(PROBLEM)
Your task is to quote the material that follows, in full and exactly.
════════════════
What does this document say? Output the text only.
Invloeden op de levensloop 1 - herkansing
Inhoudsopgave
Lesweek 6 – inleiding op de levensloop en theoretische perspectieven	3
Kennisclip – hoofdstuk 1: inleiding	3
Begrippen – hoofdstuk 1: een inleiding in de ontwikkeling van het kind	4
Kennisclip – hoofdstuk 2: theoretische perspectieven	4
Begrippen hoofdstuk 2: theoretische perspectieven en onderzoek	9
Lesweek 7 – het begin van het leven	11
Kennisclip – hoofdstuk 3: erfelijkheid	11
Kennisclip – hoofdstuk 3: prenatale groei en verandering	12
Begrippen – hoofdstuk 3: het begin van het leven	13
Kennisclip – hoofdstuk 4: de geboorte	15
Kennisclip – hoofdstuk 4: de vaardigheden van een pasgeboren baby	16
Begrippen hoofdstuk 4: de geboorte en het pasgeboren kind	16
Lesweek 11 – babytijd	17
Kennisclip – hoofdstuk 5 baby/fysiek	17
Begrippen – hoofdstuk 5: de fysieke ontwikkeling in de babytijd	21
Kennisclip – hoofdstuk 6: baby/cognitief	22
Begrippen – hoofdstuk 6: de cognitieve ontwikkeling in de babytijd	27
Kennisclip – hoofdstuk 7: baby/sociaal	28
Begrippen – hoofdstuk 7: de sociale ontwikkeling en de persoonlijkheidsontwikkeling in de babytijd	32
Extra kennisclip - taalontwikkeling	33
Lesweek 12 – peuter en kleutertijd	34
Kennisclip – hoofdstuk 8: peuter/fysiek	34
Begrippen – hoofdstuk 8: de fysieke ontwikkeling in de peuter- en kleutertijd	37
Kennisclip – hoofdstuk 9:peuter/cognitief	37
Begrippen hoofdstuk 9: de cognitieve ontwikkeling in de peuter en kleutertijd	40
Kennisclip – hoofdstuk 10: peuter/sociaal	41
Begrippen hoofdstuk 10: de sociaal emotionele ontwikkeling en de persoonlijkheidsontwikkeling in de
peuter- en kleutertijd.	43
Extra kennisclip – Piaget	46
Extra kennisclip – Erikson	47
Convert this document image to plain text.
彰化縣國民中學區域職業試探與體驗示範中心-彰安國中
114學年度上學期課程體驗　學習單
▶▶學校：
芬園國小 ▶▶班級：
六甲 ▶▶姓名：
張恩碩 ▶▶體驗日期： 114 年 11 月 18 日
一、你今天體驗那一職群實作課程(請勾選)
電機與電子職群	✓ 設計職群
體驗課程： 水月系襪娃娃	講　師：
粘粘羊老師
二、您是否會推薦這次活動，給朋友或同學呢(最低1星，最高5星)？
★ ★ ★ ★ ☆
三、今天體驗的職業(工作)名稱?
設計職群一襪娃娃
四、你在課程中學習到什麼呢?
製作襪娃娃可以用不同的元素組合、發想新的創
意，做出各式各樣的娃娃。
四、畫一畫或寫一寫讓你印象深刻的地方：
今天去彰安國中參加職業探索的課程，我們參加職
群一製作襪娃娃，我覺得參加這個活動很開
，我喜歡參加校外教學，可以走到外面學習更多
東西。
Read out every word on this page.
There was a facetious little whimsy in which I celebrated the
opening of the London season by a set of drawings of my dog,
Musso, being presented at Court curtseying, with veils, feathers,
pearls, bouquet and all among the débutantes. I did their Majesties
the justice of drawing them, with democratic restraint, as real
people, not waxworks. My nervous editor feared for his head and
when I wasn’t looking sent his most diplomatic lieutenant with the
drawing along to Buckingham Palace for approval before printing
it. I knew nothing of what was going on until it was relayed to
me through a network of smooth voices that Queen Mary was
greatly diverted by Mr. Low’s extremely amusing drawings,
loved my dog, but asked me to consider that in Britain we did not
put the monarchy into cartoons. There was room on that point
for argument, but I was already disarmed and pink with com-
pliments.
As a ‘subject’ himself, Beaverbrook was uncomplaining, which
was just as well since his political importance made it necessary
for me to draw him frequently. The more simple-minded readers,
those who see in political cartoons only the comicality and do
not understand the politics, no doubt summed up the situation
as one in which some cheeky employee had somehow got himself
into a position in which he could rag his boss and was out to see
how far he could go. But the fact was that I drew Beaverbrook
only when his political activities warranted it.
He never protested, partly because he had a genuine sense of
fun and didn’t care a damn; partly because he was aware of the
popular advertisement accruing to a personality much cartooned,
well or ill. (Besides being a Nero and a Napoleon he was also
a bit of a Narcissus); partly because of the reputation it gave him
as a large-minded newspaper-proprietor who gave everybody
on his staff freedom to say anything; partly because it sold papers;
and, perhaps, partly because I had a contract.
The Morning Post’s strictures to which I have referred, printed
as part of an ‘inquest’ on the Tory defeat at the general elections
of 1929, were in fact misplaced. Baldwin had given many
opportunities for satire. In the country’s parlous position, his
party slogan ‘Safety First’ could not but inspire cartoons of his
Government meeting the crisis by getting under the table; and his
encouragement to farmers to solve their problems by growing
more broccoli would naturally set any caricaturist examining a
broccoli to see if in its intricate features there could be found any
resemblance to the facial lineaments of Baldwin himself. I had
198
════════════════
(OUTPUT FOR THIS TASK)
What does this document say? Output the text only.
Invloeden op de levensloop 1 - herkansing
Inhoudsopgave
Lesweek 6 – inleiding op de levensloop en theoretische perspectieven	3
Kennisclip – hoofdstuk 1: inleiding	3
Begrippen – hoofdstuk 1: een inleiding in de ontwikkeling van het kind	4
Kennisclip – hoofdstuk 2: theoretische perspectieven	4
Begrippen hoofdstuk 2: theoretische perspectieven en onderzoek	9
Lesweek 7 – het begin van het leven	11
Kennisclip – hoofdstuk 3: erfelijkheid	11
Kennisclip – hoofdstuk 3: prenatale groei en verandering	12
Begrippen – hoofdstuk 3: het begin van het leven	13
Kennisclip – hoofdstuk 4: de geboorte	15
Kennisclip – hoofdstuk 4: de vaardigheden van een pasgeboren baby	16
Begrippen hoofdstuk 4: de geboorte en het pasgeboren kind	16
Lesweek 11 – babytijd	17
Kennisclip – hoofdstuk 5 baby/fysiek	17
Begrippen – hoofdstuk 5: de fysieke ontwikkeling in de babytijd	21
Kennisclip – hoofdstuk 6: baby/cognitief	22
Begrippen – hoofdstuk 6: de cognitieve ontwikkeling in de babytijd	27
Kennisclip – hoofdstuk 7: baby/sociaal	28
Begrippen – hoofdstuk 7: de sociale ontwikkeling en de persoonlijkheidsontwikkeling in de babytijd	32
Extra kennisclip - taalontwikkeling	33
Lesweek 12 – peuter en kleutertijd	34
Kennisclip – hoofdstuk 8: peuter/fysiek	34
Begrippen – hoofdstuk 8: de fysieke ontwikkeling in de peuter- en kleutertijd	37
Kennisclip – hoofdstuk 9:peuter/cognitief	37
Begrippen hoofdstuk 9: de cognitieve ontwikkeling in de peuter en kleutertijd	40
Kennisclip – hoofdstuk 10: peuter/sociaal	41
Begrippen hoofdstuk 10: de sociaal emotionele ontwikkeling en de persoonlijkheidsontwikkeling in de
peuter- en kleutertijd.	43
Extra kennisclip – Piaget	46
Extra kennisclip – Erikson	47
Convert this document image to plain text.
彰化縣國民中學區域職業試探與體驗示範中心-彰安國中
114學年度上學期課程體驗　學習單
▶▶學校：
芬園國小 ▶▶班級：
六甲 ▶▶姓名：
張恩碩 ▶▶體驗日期： 114 年 11 月 18 日
一、你今天體驗那一職群實作課程(請勾選)
電機與電子職群	✓ 設計職群
體驗課程： 水月系襪娃娃	講　師：
粘粘羊老師
二、您是否會推薦這次活動，給朋友或同學呢(最低1星，最高5星)？
★ ★ ★ ★ ☆
三、今天體驗的職業(工作)名稱?
設計職群一襪娃娃
四、你在課程中學習到什麼呢?
製作襪娃娃可以用不同的元素組合、發想新的創
意，做出各式各樣的娃娃。
四、畫一畫或寫一寫讓你印象深刻的地方：
今天去彰安國中參加職業探索的課程，我們參加職
群一製作襪娃娃，我覺得參加這個活動很開
，我喜歡參加校外教學，可以走到外面學習更多
東西。
Read out every word on this page.
There was a facetious little whimsy in which I celebrated the
opening of the London season by a set of drawings of my dog,
Musso, being presented at Court curtseying, with veils, feathers,
pearls, bouquet and all among the débutantes. I did their Majesties
the justice of drawing them, with democratic restraint, as real
people, not waxworks. My nervous editor feared for his head and
when I wasn’t looking sent his most diplomatic lieutenant with the
drawing along to Buckingham Palace for approval before printing
it. I knew nothing of what was going on until it was relayed to
me through a network of smooth voices that Queen Mary was
greatly diverted by Mr. Low’s extremely amusing drawings,
loved my dog, but asked me to consider that in Britain we did not
put the monarchy into cartoons. There was room on that point
for argument, but I was already disarmed and pink with com-
pliments.
As a ‘subject’ himself, Beaverbrook was uncomplaining, which
was just as well since his political importance made it necessary
for me to draw him frequently. The more simple-minded readers,
those who see in political cartoons only the comicality and do
not understand the politics, no doubt summed up the situation
as one in which some cheeky employee had somehow got himself
into a position in which he could rag his boss and was out to see
how far he could go. But the fact was that I drew Beaverbrook
only when his political activities warranted it.
He never protested, partly because he had a genuine sense of
fun and didn’t care a damn; partly because he was aware of the
popular advertisement accruing to a personality much cartooned,
well or ill. (Besides being a Nero and a Napoleon he was also
a bit of a Narcissus); partly because of the reputation it gave him
as a large-minded newspaper-proprietor who gave everybody
on his staff freedom to say anything; partly because it sold papers;
and, perhaps, partly because I had a contract.
The Morning Post’s strictures to which I have referred, printed
as part of an ‘inquest’ on the Tory defeat at the general elections
of 1929, were in fact misplaced. Baldwin had given many
opportunities for satire. In the country’s parlous position, his
party slogan ‘Safety First’ could not but inspire cartoons of his
Government meeting the crisis by getting under the table; and his
encouragement to farmers to solve their problems by growing
more broccoli would naturally set any caricaturist examining a
broccoli to see if in its intricate features there could be found any
resemblance to the facial lineaments of Baldwin himself. I had
198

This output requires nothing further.